• AIM OF THE TASK: Count every line below in which "label" occurs, then give only the count.

[Stored data]
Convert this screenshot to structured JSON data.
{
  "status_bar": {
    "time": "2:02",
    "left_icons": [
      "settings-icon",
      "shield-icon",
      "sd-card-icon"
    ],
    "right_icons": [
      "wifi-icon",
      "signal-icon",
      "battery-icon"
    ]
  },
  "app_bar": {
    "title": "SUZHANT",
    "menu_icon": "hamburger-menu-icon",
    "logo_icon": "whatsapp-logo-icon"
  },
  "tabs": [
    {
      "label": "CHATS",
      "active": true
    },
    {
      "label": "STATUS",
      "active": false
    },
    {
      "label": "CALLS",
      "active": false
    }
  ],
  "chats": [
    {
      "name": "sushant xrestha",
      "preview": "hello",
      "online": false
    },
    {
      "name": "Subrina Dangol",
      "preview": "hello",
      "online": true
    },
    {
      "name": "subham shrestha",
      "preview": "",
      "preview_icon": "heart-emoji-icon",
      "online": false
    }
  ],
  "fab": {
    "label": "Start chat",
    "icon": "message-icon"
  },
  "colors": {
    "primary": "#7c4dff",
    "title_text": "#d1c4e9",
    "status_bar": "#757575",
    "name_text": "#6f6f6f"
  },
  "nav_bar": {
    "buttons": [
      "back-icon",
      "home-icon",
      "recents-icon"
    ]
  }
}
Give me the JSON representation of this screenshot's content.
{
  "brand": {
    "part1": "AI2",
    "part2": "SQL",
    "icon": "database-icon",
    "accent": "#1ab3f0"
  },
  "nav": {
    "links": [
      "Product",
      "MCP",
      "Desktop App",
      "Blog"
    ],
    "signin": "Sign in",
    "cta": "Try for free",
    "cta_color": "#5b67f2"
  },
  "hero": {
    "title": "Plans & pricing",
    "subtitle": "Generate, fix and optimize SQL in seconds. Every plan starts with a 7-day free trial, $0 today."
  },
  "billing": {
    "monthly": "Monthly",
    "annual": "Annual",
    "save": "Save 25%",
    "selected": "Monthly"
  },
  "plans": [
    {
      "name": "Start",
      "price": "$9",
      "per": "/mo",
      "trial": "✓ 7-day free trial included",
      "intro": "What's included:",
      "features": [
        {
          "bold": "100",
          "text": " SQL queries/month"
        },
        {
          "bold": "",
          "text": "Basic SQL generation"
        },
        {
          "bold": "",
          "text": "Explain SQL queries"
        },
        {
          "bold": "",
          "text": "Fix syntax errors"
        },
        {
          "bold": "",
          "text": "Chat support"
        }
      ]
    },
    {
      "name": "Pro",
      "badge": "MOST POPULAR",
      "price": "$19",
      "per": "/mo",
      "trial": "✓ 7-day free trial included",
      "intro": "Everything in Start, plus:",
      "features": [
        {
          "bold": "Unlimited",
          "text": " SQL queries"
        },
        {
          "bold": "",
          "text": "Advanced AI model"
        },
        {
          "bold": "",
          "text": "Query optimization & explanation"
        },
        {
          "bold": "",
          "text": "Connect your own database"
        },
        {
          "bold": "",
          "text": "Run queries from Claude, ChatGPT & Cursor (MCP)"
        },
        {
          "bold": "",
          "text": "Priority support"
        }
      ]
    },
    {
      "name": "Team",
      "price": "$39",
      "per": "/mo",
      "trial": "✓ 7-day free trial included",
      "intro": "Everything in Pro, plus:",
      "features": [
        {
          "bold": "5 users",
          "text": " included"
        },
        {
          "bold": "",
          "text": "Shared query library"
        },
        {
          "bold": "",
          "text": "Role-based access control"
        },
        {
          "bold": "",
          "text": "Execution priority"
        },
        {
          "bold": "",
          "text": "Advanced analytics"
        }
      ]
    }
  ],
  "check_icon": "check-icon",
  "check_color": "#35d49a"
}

• EXERCISE OUTPUT: 4